**Directions for this task**: Repeat all of the material exactly as given.

Rows from a dataset:
----

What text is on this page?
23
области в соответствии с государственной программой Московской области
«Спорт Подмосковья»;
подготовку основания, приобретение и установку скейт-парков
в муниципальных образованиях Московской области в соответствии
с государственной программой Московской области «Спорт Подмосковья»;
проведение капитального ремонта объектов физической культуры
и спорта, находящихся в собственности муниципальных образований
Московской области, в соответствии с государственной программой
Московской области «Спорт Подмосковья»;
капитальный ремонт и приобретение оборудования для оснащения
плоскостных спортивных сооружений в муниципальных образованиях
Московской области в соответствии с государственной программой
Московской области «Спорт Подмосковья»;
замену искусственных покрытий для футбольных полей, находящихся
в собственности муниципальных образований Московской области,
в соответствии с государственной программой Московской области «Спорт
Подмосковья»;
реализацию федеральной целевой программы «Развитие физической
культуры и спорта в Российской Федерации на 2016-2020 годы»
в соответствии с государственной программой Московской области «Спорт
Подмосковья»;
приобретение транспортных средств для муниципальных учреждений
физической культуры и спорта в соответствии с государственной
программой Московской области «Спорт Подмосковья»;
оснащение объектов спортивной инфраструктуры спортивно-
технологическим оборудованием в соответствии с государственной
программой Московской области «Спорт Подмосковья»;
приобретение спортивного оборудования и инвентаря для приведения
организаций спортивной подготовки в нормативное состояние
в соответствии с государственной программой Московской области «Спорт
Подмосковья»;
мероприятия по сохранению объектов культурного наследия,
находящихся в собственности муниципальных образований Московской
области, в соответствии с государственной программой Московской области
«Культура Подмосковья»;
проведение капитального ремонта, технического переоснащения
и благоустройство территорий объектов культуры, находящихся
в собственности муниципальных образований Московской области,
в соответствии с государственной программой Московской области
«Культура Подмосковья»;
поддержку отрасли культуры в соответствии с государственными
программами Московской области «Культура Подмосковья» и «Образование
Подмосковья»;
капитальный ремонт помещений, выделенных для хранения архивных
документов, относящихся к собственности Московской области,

----

**Result of the exercise**:
What text is on this page?
23
области в соответствии с государственной программой Московской области
«Спорт Подмосковья»;
подготовку основания, приобретение и установку скейт-парков
в муниципальных образованиях Московской области в соответствии
с государственной программой Московской области «Спорт Подмосковья»;
проведение капитального ремонта объектов физической культуры
и спорта, находящихся в собственности муниципальных образований
Московской области, в соответствии с государственной программой
Московской области «Спорт Подмосковья»;
капитальный ремонт и приобретение оборудования для оснащения
плоскостных спортивных сооружений в муниципальных образованиях
Московской области в соответствии с государственной программой
Московской области «Спорт Подмосковья»;
замену искусственных покрытий для футбольных полей, находящихся
в собственности муниципальных образований Московской области,
в соответствии с государственной программой Московской области «Спорт
Подмосковья»;
реализацию федеральной целевой программы «Развитие физической
культуры и спорта в Российской Федерации на 2016-2020 годы»
в соответствии с государственной программой Московской области «Спорт
Подмосковья»;
приобретение транспортных средств для муниципальных учреждений
физической культуры и спорта в соответствии с государственной
программой Московской области «Спорт Подмосковья»;
оснащение объектов спортивной инфраструктуры спортивно-
технологическим оборудованием в соответствии с государственной
программой Московской области «Спорт Подмосковья»;
приобретение спортивного оборудования и инвентаря для приведения
организаций спортивной подготовки в нормативное состояние
в соответствии с государственной программой Московской области «Спорт
Подмосковья»;
мероприятия по сохранению объектов культурного наследия,
находящихся в собственности муниципальных образований Московской
области, в соответствии с государственной программой Московской области
«Культура Подмосковья»;
проведение капитального ремонта, технического переоснащения
и благоустройство территорий объектов культуры, находящихся
в собственности муниципальных образований Московской области,
в соответствии с государственной программой Московской области
«Культура Подмосковья»;
поддержку отрасли культуры в соответствии с государственными
программами Московской области «Культура Подмосковья» и «Образование
Подмосковья»;
капитальный ремонт помещений, выделенных для хранения архивных
документов, относящихся к собственности Московской области,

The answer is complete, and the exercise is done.